___ Provided material

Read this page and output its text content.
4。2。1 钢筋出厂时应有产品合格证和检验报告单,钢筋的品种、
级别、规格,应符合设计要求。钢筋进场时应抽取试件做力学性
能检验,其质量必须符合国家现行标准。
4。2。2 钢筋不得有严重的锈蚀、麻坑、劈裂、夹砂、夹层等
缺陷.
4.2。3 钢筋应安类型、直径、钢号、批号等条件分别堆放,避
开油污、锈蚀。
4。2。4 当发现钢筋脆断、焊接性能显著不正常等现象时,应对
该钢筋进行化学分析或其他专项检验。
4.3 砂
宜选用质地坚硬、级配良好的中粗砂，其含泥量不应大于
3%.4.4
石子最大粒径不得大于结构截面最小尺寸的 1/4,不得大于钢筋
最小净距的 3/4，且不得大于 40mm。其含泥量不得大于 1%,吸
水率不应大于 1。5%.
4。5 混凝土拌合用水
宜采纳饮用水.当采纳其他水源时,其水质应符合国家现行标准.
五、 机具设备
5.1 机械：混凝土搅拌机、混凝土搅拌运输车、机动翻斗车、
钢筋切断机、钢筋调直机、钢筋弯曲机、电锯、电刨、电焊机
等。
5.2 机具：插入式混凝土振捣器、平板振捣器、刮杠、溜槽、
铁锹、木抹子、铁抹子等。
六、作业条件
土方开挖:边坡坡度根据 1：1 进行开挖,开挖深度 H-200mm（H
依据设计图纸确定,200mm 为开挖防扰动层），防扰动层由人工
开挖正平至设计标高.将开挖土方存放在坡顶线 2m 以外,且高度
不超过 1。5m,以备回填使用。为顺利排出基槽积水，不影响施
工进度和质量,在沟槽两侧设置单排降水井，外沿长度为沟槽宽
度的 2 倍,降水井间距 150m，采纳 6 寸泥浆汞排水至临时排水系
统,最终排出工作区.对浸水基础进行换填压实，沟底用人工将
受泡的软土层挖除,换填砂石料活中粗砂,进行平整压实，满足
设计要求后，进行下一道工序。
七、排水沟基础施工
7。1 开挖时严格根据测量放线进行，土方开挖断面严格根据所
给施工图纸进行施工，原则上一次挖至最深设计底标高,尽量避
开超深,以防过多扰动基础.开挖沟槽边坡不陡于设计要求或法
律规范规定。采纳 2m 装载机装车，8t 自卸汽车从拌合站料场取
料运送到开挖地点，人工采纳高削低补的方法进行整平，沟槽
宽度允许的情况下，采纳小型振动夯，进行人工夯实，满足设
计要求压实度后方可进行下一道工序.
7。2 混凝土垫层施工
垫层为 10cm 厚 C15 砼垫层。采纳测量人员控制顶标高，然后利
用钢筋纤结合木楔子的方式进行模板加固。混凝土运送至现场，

______

Quote the listing in full, please, keeping every line exact.

Finished exercise:
Read this page and output its text content.
4。2。1 钢筋出厂时应有产品合格证和检验报告单,钢筋的品种、
级别、规格,应符合设计要求。钢筋进场时应抽取试件做力学性
能检验,其质量必须符合国家现行标准。
4。2。2 钢筋不得有严重的锈蚀、麻坑、劈裂、夹砂、夹层等
缺陷.
4.2。3 钢筋应安类型、直径、钢号、批号等条件分别堆放,避
开油污、锈蚀。
4。2。4 当发现钢筋脆断、焊接性能显著不正常等现象时,应对
该钢筋进行化学分析或其他专项检验。
4.3 砂
宜选用质地坚硬、级配良好的中粗砂，其含泥量不应大于
3%.4.4
石子最大粒径不得大于结构截面最小尺寸的 1/4,不得大于钢筋
最小净距的 3/4，且不得大于 40mm。其含泥量不得大于 1%,吸
水率不应大于 1。5%.
4。5 混凝土拌合用水
宜采纳饮用水.当采纳其他水源时,其水质应符合国家现行标准.
五、 机具设备
5.1 机械：混凝土搅拌机、混凝土搅拌运输车、机动翻斗车、
钢筋切断机、钢筋调直机、钢筋弯曲机、电锯、电刨、电焊机
等。
5.2 机具：插入式混凝土振捣器、平板振捣器、刮杠、溜槽、
铁锹、木抹子、铁抹子等。
六、作业条件
土方开挖:边坡坡度根据 1：1 进行开挖,开挖深度 H-200mm（H
依据设计图纸确定,200mm 为开挖防扰动层），防扰动层由人工
开挖正平至设计标高.将开挖土方存放在坡顶线 2m 以外,且高度
不超过 1。5m,以备回填使用。为顺利排出基槽积水，不影响施
工进度和质量,在沟槽两侧设置单排降水井，外沿长度为沟槽宽
度的 2 倍,降水井间距 150m，采纳 6 寸泥浆汞排水至临时排水系
统,最终排出工作区.对浸水基础进行换填压实，沟底用人工将
受泡的软土层挖除,换填砂石料活中粗砂,进行平整压实，满足
设计要求后，进行下一道工序。
七、排水沟基础施工
7。1 开挖时严格根据测量放线进行，土方开挖断面严格根据所
给施工图纸进行施工，原则上一次挖至最深设计底标高,尽量避
开超深,以防过多扰动基础.开挖沟槽边坡不陡于设计要求或法
律规范规定。采纳 2m 装载机装车，8t 自卸汽车从拌合站料场取
料运送到开挖地点，人工采纳高削低补的方法进行整平，沟槽
宽度允许的情况下，采纳小型振动夯，进行人工夯实，满足设
计要求压实度后方可进行下一道工序.
7。2 混凝土垫层施工
垫层为 10cm 厚 C15 砼垫层。采纳测量人员控制顶标高，然后利
用钢筋纤结合木楔子的方式进行模板加固。混凝土运送至现场，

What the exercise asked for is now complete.